_Records from a collection:_
------
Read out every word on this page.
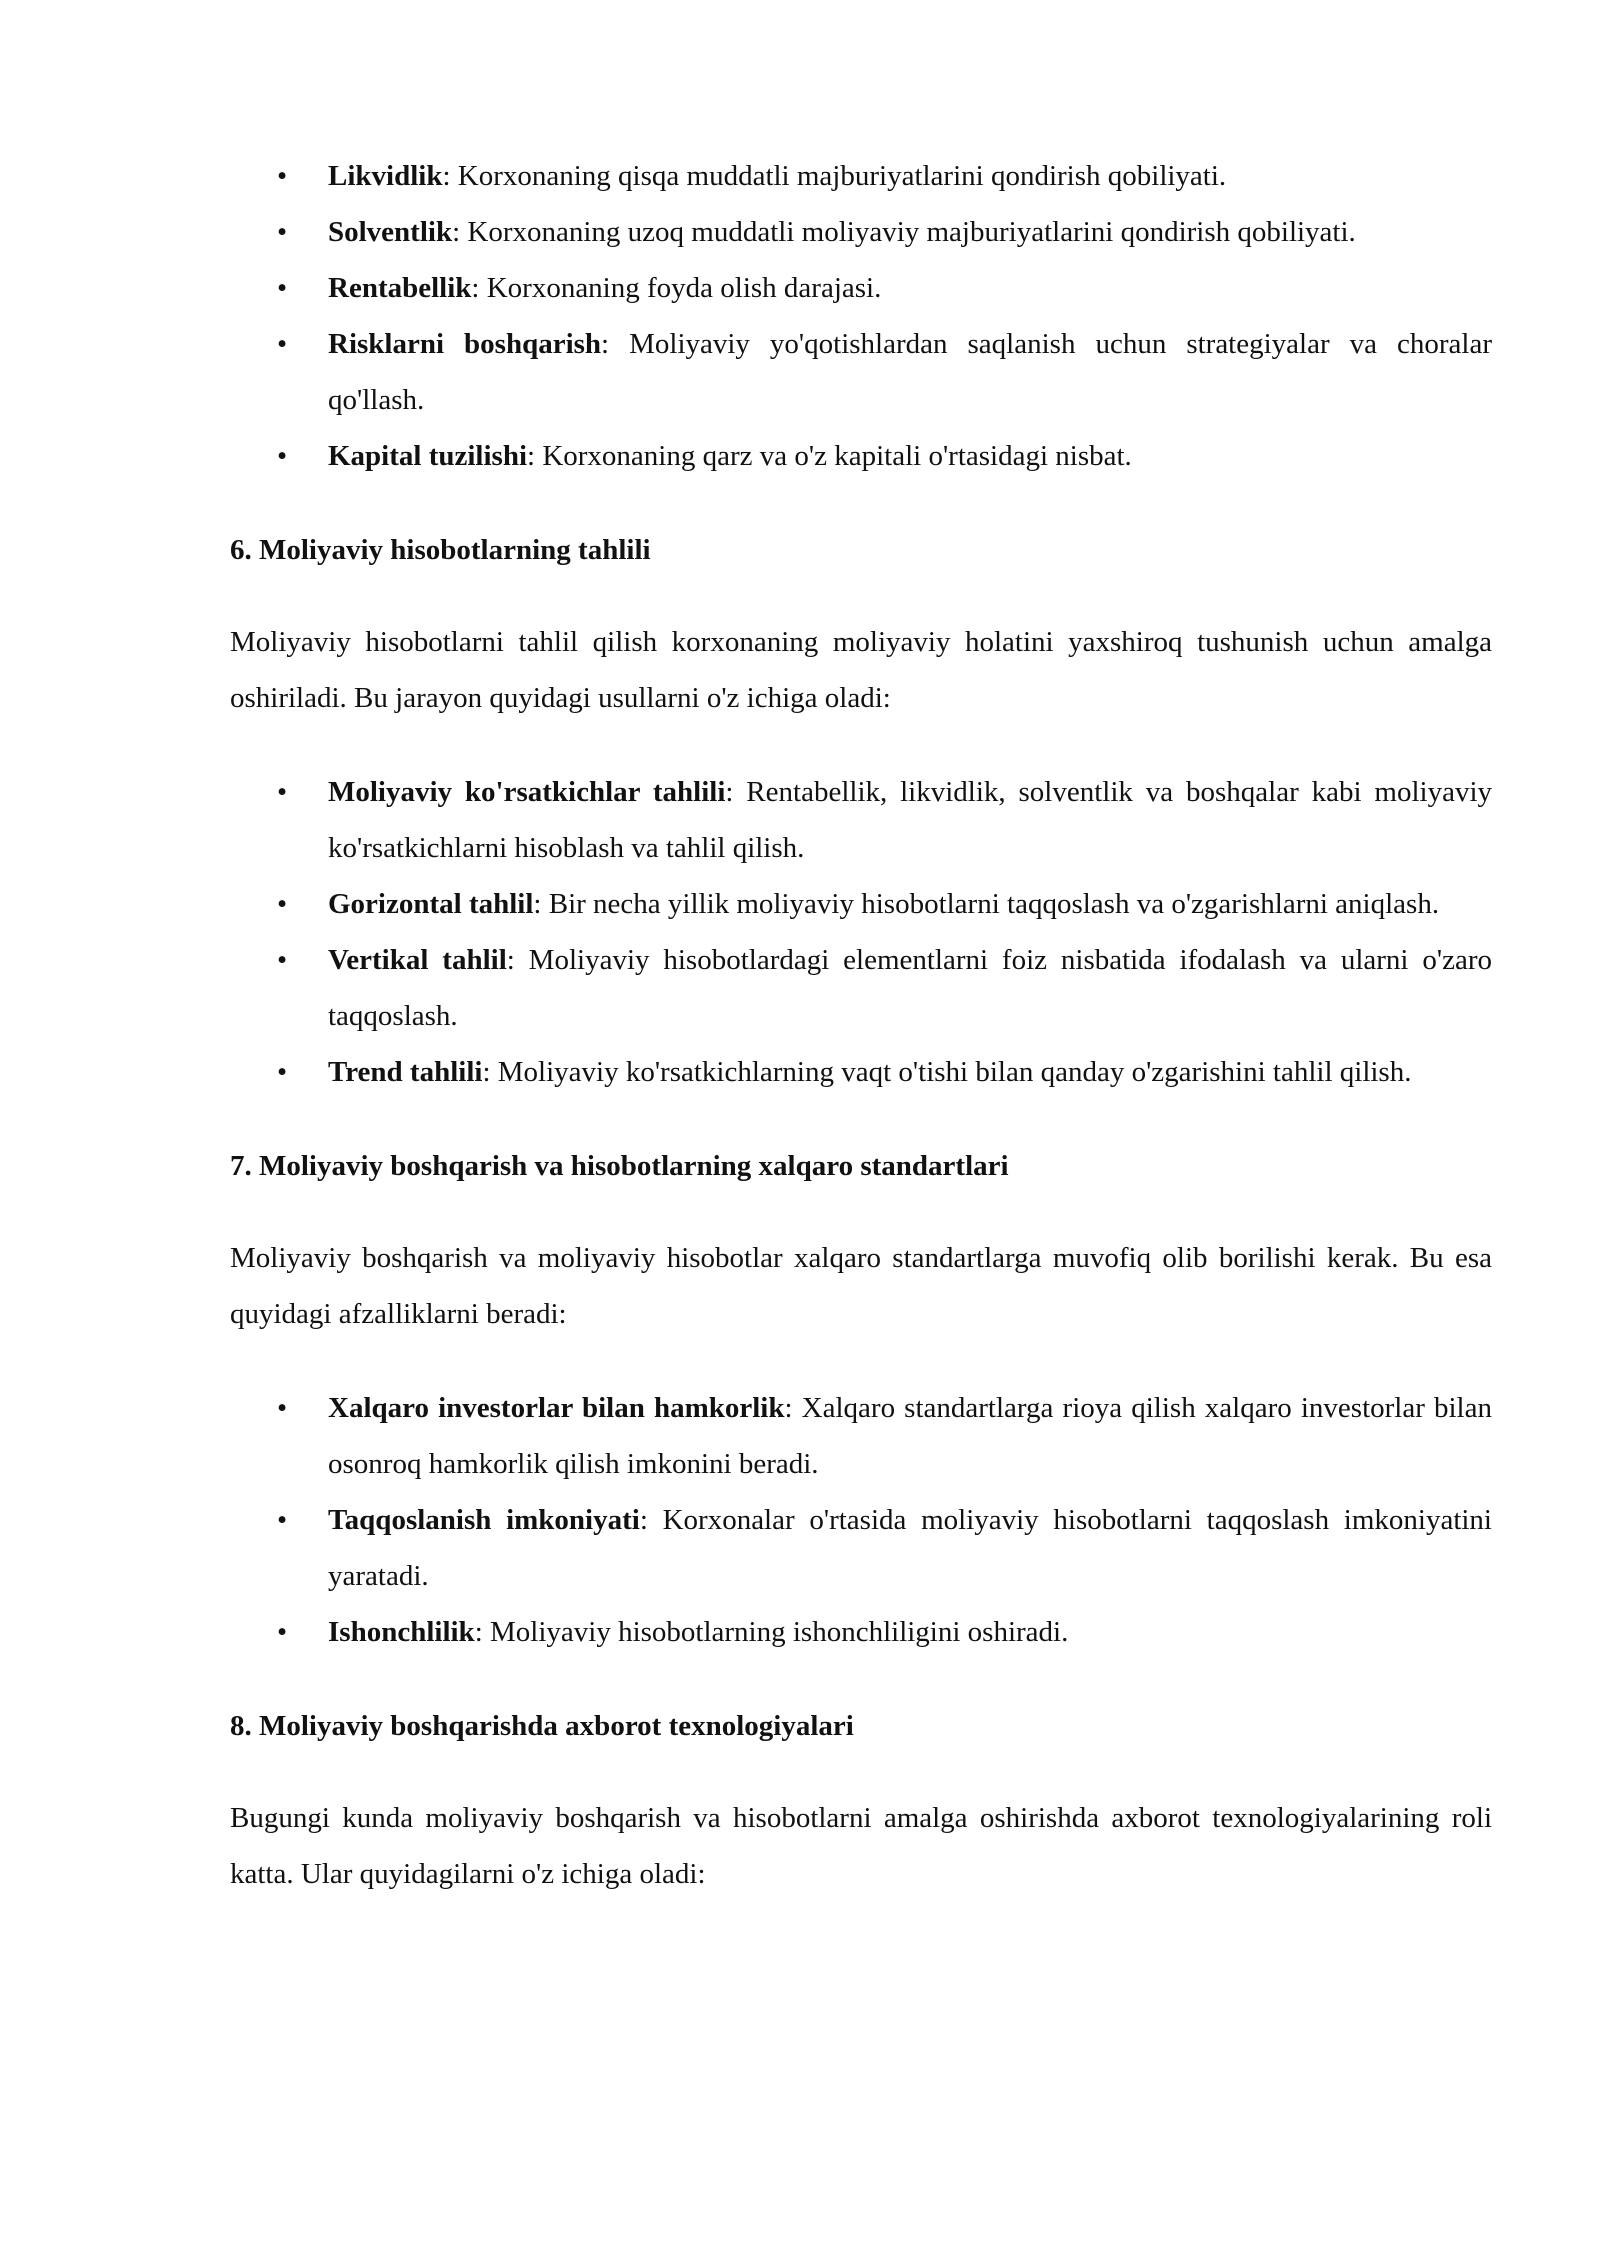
• Likvidlik: Korxonaning qisqa muddatli majburiyatlarini qondirish qobiliyati.
• Solventlik: Korxonaning uzoq muddatli moliyaviy majburiyatlarini qondirish qobiliyati.
• Rentabellik: Korxonaning foyda olish darajasi.
• Risklarni boshqarish: Moliyaviy yo'qotishlardan saqlanish uchun strategiyalar va choralar qo'llash.
• Kapital tuzilishi: Korxonaning qarz va o'z kapitali o'rtasidagi nisbat.
6. Moliyaviy hisobotlarning tahlili

Moliyaviy hisobotlarni tahlil qilish korxonaning moliyaviy holatini yaxshiroq tushunish uchun amalga oshiriladi. Bu jarayon quyidagi usullarni o'z ichiga oladi:

• Moliyaviy ko'rsatkichlar tahlili: Rentabellik, likvidlik, solventlik va boshqalar kabi moliyaviy ko'rsatkichlarni hisoblash va tahlil qilish.
• Gorizontal tahlil: Bir necha yillik moliyaviy hisobotlarni taqqoslash va o'zgarishlarni aniqlash.
• Vertikal tahlil: Moliyaviy hisobotlardagi elementlarni foiz nisbatida ifodalash va ularni o'zaro taqqoslash.
• Trend tahlili: Moliyaviy ko'rsatkichlarning vaqt o'tishi bilan qanday o'zgarishini tahlil qilish.
7. Moliyaviy boshqarish va hisobotlarning xalqaro standartlari

Moliyaviy boshqarish va moliyaviy hisobotlar xalqaro standartlarga muvofiq olib borilishi kerak. Bu esa quyidagi afzalliklarni beradi:

• Xalqaro investorlar bilan hamkorlik: Xalqaro standartlarga rioya qilish xalqaro investorlar bilan osonroq hamkorlik qilish imkonini beradi.
• Taqqoslanish imkoniyati: Korxonalar o'rtasida moliyaviy hisobotlarni taqqoslash imkoniyatini yaratadi.
• Ishonchlilik: Moliyaviy hisobotlarning ishonchliligini oshiradi.
8. Moliyaviy boshqarishda axborot texnologiyalari

Bugungi kunda moliyaviy boshqarish va hisobotlarni amalga oshirishda axborot texnologiyalarining roli katta. Ular quyidagilarni o'z ichiga oladi:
------
_Work to be completed:_ The records above must be printed exactly; the pictures stay out.

_Complete response:_
Read out every word on this page.
• Likvidlik: Korxonaning qisqa muddatli majburiyatlarini qondirish qobiliyati.
• Solventlik: Korxonaning uzoq muddatli moliyaviy majburiyatlarini qondirish qobiliyati.
• Rentabellik: Korxonaning foyda olish darajasi.
• Risklarni boshqarish: Moliyaviy yo'qotishlardan saqlanish uchun strategiyalar va choralar qo'llash.
• Kapital tuzilishi: Korxonaning qarz va o'z kapitali o'rtasidagi nisbat.
6. Moliyaviy hisobotlarning tahlili

Moliyaviy hisobotlarni tahlil qilish korxonaning moliyaviy holatini yaxshiroq tushunish uchun amalga oshiriladi. Bu jarayon quyidagi usullarni o'z ichiga oladi:

• Moliyaviy ko'rsatkichlar tahlili: Rentabellik, likvidlik, solventlik va boshqalar kabi moliyaviy ko'rsatkichlarni hisoblash va tahlil qilish.
• Gorizontal tahlil: Bir necha yillik moliyaviy hisobotlarni taqqoslash va o'zgarishlarni aniqlash.
• Vertikal tahlil: Moliyaviy hisobotlardagi elementlarni foiz nisbatida ifodalash va ularni o'zaro taqqoslash.
• Trend tahlili: Moliyaviy ko'rsatkichlarning vaqt o'tishi bilan qanday o'zgarishini tahlil qilish.
7. Moliyaviy boshqarish va hisobotlarning xalqaro standartlari

Moliyaviy boshqarish va moliyaviy hisobotlar xalqaro standartlarga muvofiq olib borilishi kerak. Bu esa quyidagi afzalliklarni beradi:

• Xalqaro investorlar bilan hamkorlik: Xalqaro standartlarga rioya qilish xalqaro investorlar bilan osonroq hamkorlik qilish imkonini beradi.
• Taqqoslanish imkoniyati: Korxonalar o'rtasida moliyaviy hisobotlarni taqqoslash imkoniyatini yaratadi.
• Ishonchlilik: Moliyaviy hisobotlarning ishonchliligini oshiradi.
8. Moliyaviy boshqarishda axborot texnologiyalari

Bugungi kunda moliyaviy boshqarish va hisobotlarni amalga oshirishda axborot texnologiyalarining roli katta. Ular quyidagilarni o'z ichiga oladi:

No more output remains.